(Dataset items)
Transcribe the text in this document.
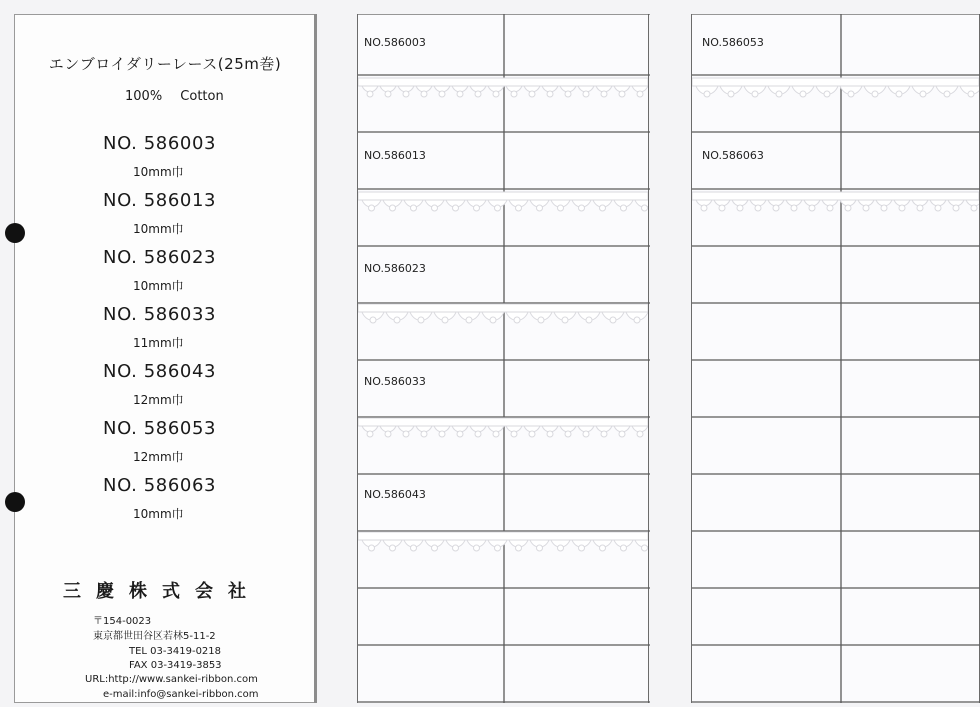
エンブロイダリーレース(25m巻)
100% Cotton
NO. 586003
10mm巾
NO. 586013
10mm巾
NO. 586023
10mm巾
NO. 586033
11mm巾
NO. 586043
12mm巾
NO. 586053
12mm巾
NO. 586063
10mm巾
三慶株式会社
〒154-0023
東京都世田谷区若林5-11-2
TEL 03-3419-0218
FAX 03-3419-3853
URL:http://www.sankei-ribbon.com
e-mail:info@sankei-ribbon.com
NO.586003
NO.586013
NO.586023
NO.586033
NO.586043
NO.586053
NO.586063
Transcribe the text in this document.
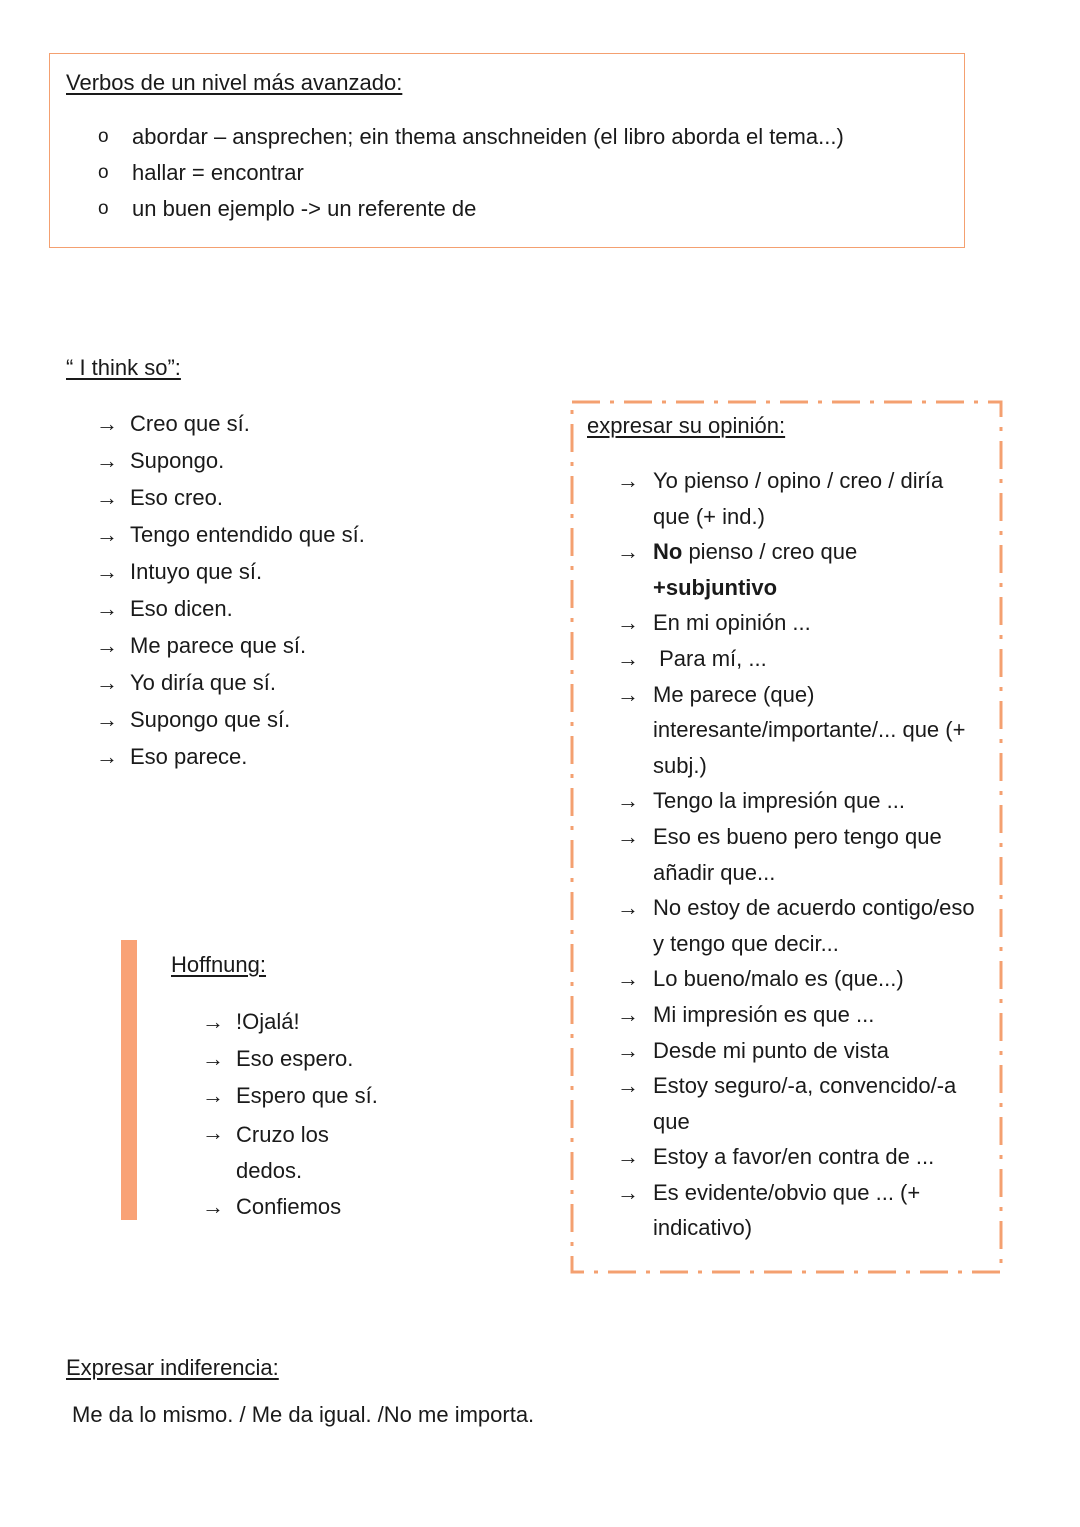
Verbos de un nivel más avanzado:
o	abordar – ansprechen; ein thema anschneiden (el libro aborda el tema...)
o	hallar = encontrar
o	un buen ejemplo -> un referente de
“ I think so”:
→ Creo que sí.
→ Supongo.
→ Eso creo.
→ Tengo entendido que sí.
→ Intuyo que sí.
→ Eso dicen.
→ Me parece que sí.
→ Yo diría que sí.
→ Supongo que sí.
→ Eso parece.
Hoffnung:
→ !Ojalá!
→ Eso espero.
→ Espero que sí.
→ Cruzo los dedos.
→ Confiemos
expresar su opinión:
→ Yo pienso / opino / creo / diría que (+ ind.)
→ No pienso / creo que +subjuntivo
→ En mi opinión ...
→ Para mí, ...
→ Me parece (que) interesante/importante/... que (+ subj.)
→ Tengo la impresión que ...
→ Eso es bueno pero tengo que añadir que...
→ No estoy de acuerdo contigo/eso y tengo que decir...
→ Lo bueno/malo es (que...)
→ Mi impresión es que ...
→ Desde mi punto de vista
→ Estoy seguro/-a, convencido/-a que
→ Estoy a favor/en contra de ...
→ Es evidente/obvio que ... (+ indicativo)
Expresar indiferencia:
Me da lo mismo. / Me da igual. /No me importa.
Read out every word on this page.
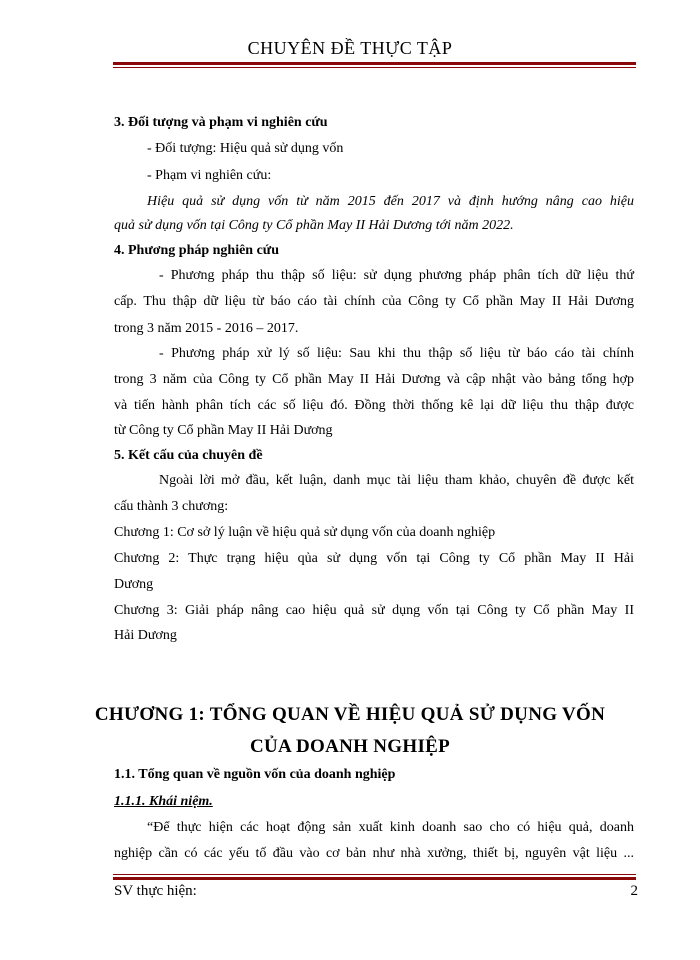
CHUYÊN ĐỀ THỰC TẬP
3. Đối tượng và phạm vi nghiên cứu
- Đối tượng: Hiệu quả sử dụng vốn
- Phạm vi nghiên cứu:
Hiệu quả sử dụng vốn từ năm 2015 đến 2017 và định hướng nâng cao hiệu
quả sử dụng vốn tại Công ty Cổ phần May II Hải Dương tới năm 2022.
4. Phương pháp nghiên cứu
- Phương pháp thu thập số liệu: sử dụng phương pháp phân tích dữ liệu thứ
cấp. Thu thập dữ liệu từ báo cáo tài chính của Công ty Cổ phần May II Hải Dương
trong 3 năm 2015 - 2016 – 2017.
- Phương pháp xử lý số liệu: Sau khi thu thập số liệu từ báo cáo tài chính
trong 3 năm của Công ty Cổ phần May II Hải Dương và cập nhật vào bảng tổng hợp
và tiến hành phân tích các số liệu đó. Đồng thời thống kê lại dữ liệu thu thập được
từ Công ty Cổ phần May II Hải Dương
5. Kết cấu của chuyên đề
Ngoài lời mở đầu, kết luận, danh mục tài liệu tham khảo, chuyên đề được kết
cấu thành 3 chương:
Chương 1: Cơ sở lý luận về hiệu quả sử dụng vốn của doanh nghiệp
Chương 2: Thực trạng hiệu qủa sử dụng vốn tại Công ty Cổ phần May II Hải
Dương
Chương 3: Giải pháp nâng cao hiệu quả sử dụng vốn tại Công ty Cổ phần May II
Hải Dương
CHƯƠNG 1: TỔNG QUAN VỀ HIỆU QUẢ SỬ DỤNG VỐN
CỦA DOANH NGHIỆP
1.1. Tổng quan về nguồn vốn của doanh nghiệp
1.1.1. Khái niệm.
“Để thực hiện các hoạt động sản xuất kinh doanh sao cho có hiệu quả, doanh
nghiệp cần có các yếu tố đầu vào cơ bản như nhà xưởng, thiết bị, nguyên vật liệu ...
SV thực hiện:	2
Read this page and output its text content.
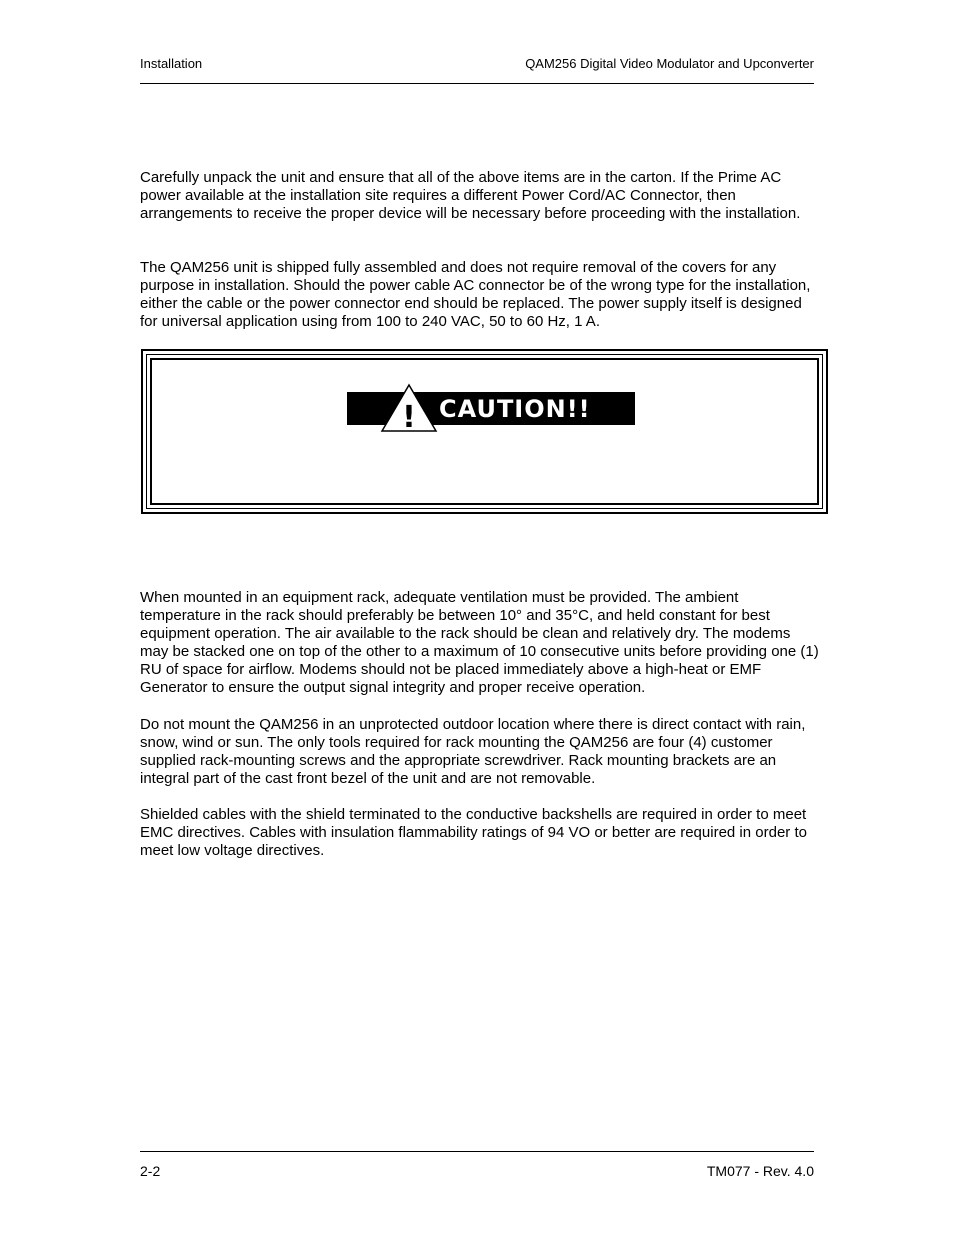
Installation	QAM256 Digital Video Modulator and Upconverter

Carefully unpack the unit and ensure that all of the above items are in the carton. If the Prime AC power available at the installation site requires a different Power Cord/AC Connector, then arrangements to receive the proper device will be necessary before proceeding with the installation.

The QAM256 unit is shipped fully assembled and does not require removal of the covers for any purpose in installation. Should the power cable AC connector be of the wrong type for the installation, either the cable or the power connector end should be replaced. The power supply itself is designed for universal application using from 100 to 240 VAC, 50 to 60 Hz, 1 A.

CAUTION!!
!

When mounted in an equipment rack, adequate ventilation must be provided. The ambient temperature in the rack should preferably be between 10° and 35°C, and held constant for best equipment operation. The air available to the rack should be clean and relatively dry. The modems may be stacked one on top of the other to a maximum of 10 consecutive units before providing one (1) RU of space for airflow. Modems should not be placed immediately above a high-heat or EMF Generator to ensure the output signal integrity and proper receive operation.

Do not mount the QAM256 in an unprotected outdoor location where there is direct contact with rain, snow, wind or sun. The only tools required for rack mounting the QAM256 are four (4) customer supplied rack-mounting screws and the appropriate screwdriver. Rack mounting brackets are an integral part of the cast front bezel of the unit and are not removable.

Shielded cables with the shield terminated to the conductive backshells are required in order to meet EMC directives. Cables with insulation flammability ratings of 94 VO or better are required in order to meet low voltage directives.

2-2	TM077 - Rev. 4.0
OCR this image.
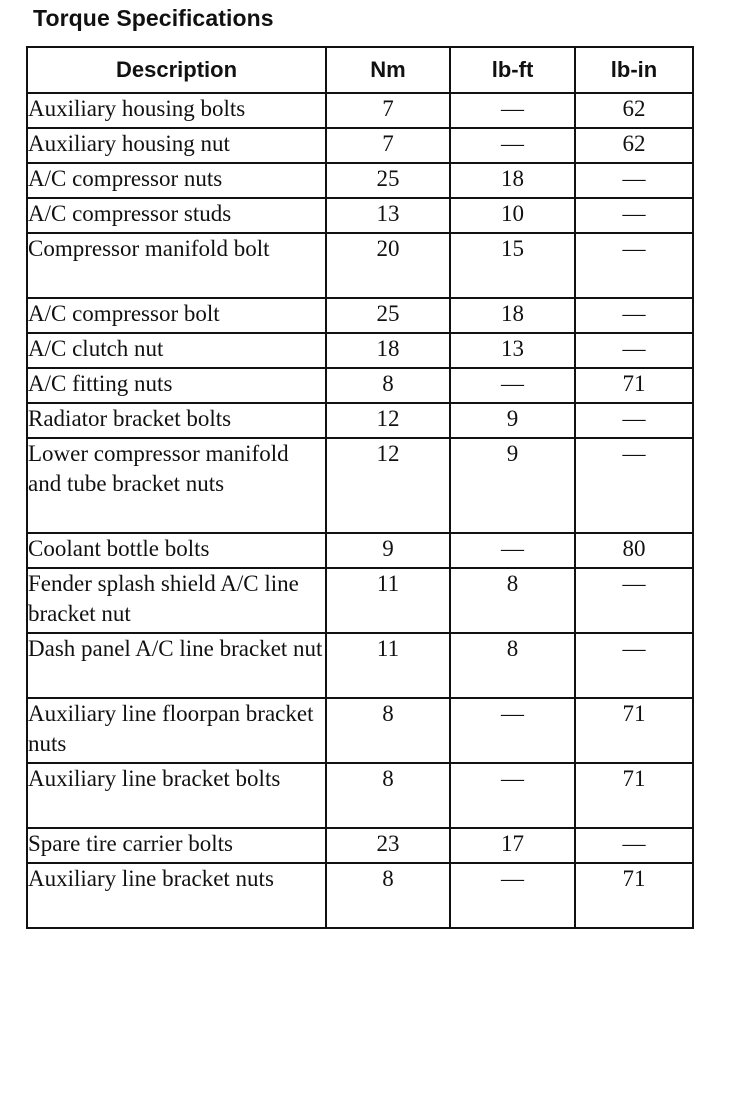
Torque Specifications
Description	Nm	lb-ft	lb-in
Auxiliary housing bolts	7	—	62
Auxiliary housing nut	7	—	62
A/C compressor nuts	25	18	—
A/C compressor studs	13	10	—
Compressor manifold bolt	20	15	—
A/C compressor bolt	25	18	—
A/C clutch nut	18	13	—
A/C fitting nuts	8	—	71
Radiator bracket bolts	12	9	—
Lower compressor manifold and tube bracket nuts	12	9	—
Coolant bottle bolts	9	—	80
Fender splash shield A/C line bracket nut	11	8	—
Dash panel A/C line bracket nut	11	8	—
Auxiliary line floorpan bracket nuts	8	—	71
Auxiliary line bracket bolts	8	—	71
Spare tire carrier bolts	23	17	—
Auxiliary line bracket nuts	8	—	71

= Required task =
Quote every line of the records above exactly; no picture is to be copied.

= Final result =
Transcribe the text in this document.
エンブロイダリーレース(25m巻)
100% Cotton
NO. 586003
10mm巾
NO. 586013
10mm巾
NO. 586023
10mm巾
NO. 586033
11mm巾
NO. 586043
12mm巾
NO. 586053
12mm巾
NO. 586063
10mm巾
三慶株式会社
〒154-0023
東京都世田谷区若林5-11-2
TEL 03-3419-0218
FAX 03-3419-3853
URL:http://www.sankei-ribbon.com
e-mail:info@sankei-ribbon.com
NO.586003
NO.586013
NO.586023
NO.586033
NO.586043
NO.586053
NO.586063
Transcribe the text in this document.
Verbos de un nivel más avanzado:
o	abordar – ansprechen; ein thema anschneiden (el libro aborda el tema...)
o	hallar = encontrar
o	un buen ejemplo -> un referente de
“ I think so”:
→ Creo que sí.
→ Supongo.
→ Eso creo.
→ Tengo entendido que sí.
→ Intuyo que sí.
→ Eso dicen.
→ Me parece que sí.
→ Yo diría que sí.
→ Supongo que sí.
→ Eso parece.
Hoffnung:
→ !Ojalá!
→ Eso espero.
→ Espero que sí.
→ Cruzo los dedos.
→ Confiemos
expresar su opinión:
→ Yo pienso / opino / creo / diría que (+ ind.)
→ No pienso / creo que +subjuntivo
→ En mi opinión ...
→ Para mí, ...
→ Me parece (que) interesante/importante/... que (+ subj.)
→ Tengo la impresión que ...
→ Eso es bueno pero tengo que añadir que...
→ No estoy de acuerdo contigo/eso y tengo que decir...
→ Lo bueno/malo es (que...)
→ Mi impresión es que ...
→ Desde mi punto de vista
→ Estoy seguro/-a, convencido/-a que
→ Estoy a favor/en contra de ...
→ Es evidente/obvio que ... (+ indicativo)
Expresar indiferencia:
Me da lo mismo. / Me da igual. /No me importa.
Read out every word on this page.
CHUYÊN ĐỀ THỰC TẬP
3. Đối tượng và phạm vi nghiên cứu
- Đối tượng: Hiệu quả sử dụng vốn
- Phạm vi nghiên cứu:
Hiệu quả sử dụng vốn từ năm 2015 đến 2017 và định hướng nâng cao hiệu
quả sử dụng vốn tại Công ty Cổ phần May II Hải Dương tới năm 2022.
4. Phương pháp nghiên cứu
- Phương pháp thu thập số liệu: sử dụng phương pháp phân tích dữ liệu thứ
cấp. Thu thập dữ liệu từ báo cáo tài chính của Công ty Cổ phần May II Hải Dương
trong 3 năm 2015 - 2016 – 2017.
- Phương pháp xử lý số liệu: Sau khi thu thập số liệu từ báo cáo tài chính
trong 3 năm của Công ty Cổ phần May II Hải Dương và cập nhật vào bảng tổng hợp
và tiến hành phân tích các số liệu đó. Đồng thời thống kê lại dữ liệu thu thập được
từ Công ty Cổ phần May II Hải Dương
5. Kết cấu của chuyên đề
Ngoài lời mở đầu, kết luận, danh mục tài liệu tham khảo, chuyên đề được kết
cấu thành 3 chương:
Chương 1: Cơ sở lý luận về hiệu quả sử dụng vốn của doanh nghiệp
Chương 2: Thực trạng hiệu qủa sử dụng vốn tại Công ty Cổ phần May II Hải
Dương
Chương 3: Giải pháp nâng cao hiệu quả sử dụng vốn tại Công ty Cổ phần May II
Hải Dương
CHƯƠNG 1: TỔNG QUAN VỀ HIỆU QUẢ SỬ DỤNG VỐN
CỦA DOANH NGHIỆP
1.1. Tổng quan về nguồn vốn của doanh nghiệp
1.1.1. Khái niệm.
“Để thực hiện các hoạt động sản xuất kinh doanh sao cho có hiệu quả, doanh
nghiệp cần có các yếu tố đầu vào cơ bản như nhà xưởng, thiết bị, nguyên vật liệu ...
SV thực hiện:	2
Read this page and output its text content.
Installation	QAM256 Digital Video Modulator and Upconverter

Carefully unpack the unit and ensure that all of the above items are in the carton. If the Prime AC power available at the installation site requires a different Power Cord/AC Connector, then arrangements to receive the proper device will be necessary before proceeding with the installation.

The QAM256 unit is shipped fully assembled and does not require removal of the covers for any purpose in installation. Should the power cable AC connector be of the wrong type for the installation, either the cable or the power connector end should be replaced. The power supply itself is designed for universal application using from 100 to 240 VAC, 50 to 60 Hz, 1 A.

CAUTION!!
!

When mounted in an equipment rack, adequate ventilation must be provided. The ambient temperature in the rack should preferably be between 10° and 35°C, and held constant for best equipment operation. The air available to the rack should be clean and relatively dry. The modems may be stacked one on top of the other to a maximum of 10 consecutive units before providing one (1) RU of space for airflow. Modems should not be placed immediately above a high-heat or EMF Generator to ensure the output signal integrity and proper receive operation.

Do not mount the QAM256 in an unprotected outdoor location where there is direct contact with rain, snow, wind or sun. The only tools required for rack mounting the QAM256 are four (4) customer supplied rack-mounting screws and the appropriate screwdriver. Rack mounting brackets are an integral part of the cast front bezel of the unit and are not removable.

Shielded cables with the shield terminated to the conductive backshells are required in order to meet EMC directives. Cables with insulation flammability ratings of 94 VO or better are required in order to meet low voltage directives.

2-2	TM077 - Rev. 4.0
OCR this image.
Torque Specifications
Description	Nm	lb-ft	lb-in
Auxiliary housing bolts	7	—	62
Auxiliary housing nut	7	—	62
A/C compressor nuts	25	18	—
A/C compressor studs	13	10	—
Compressor manifold bolt	20	15	—
A/C compressor bolt	25	18	—
A/C clutch nut	18	13	—
A/C fitting nuts	8	—	71
Radiator bracket bolts	12	9	—
Lower compressor manifold and tube bracket nuts	12	9	—
Coolant bottle bolts	9	—	80
Fender splash shield A/C line bracket nut	11	8	—
Dash panel A/C line bracket nut	11	8	—
Auxiliary line floorpan bracket nuts	8	—	71
Auxiliary line bracket bolts	8	—	71
Spare tire carrier bolts	23	17	—
Auxiliary line bracket nuts	8	—	71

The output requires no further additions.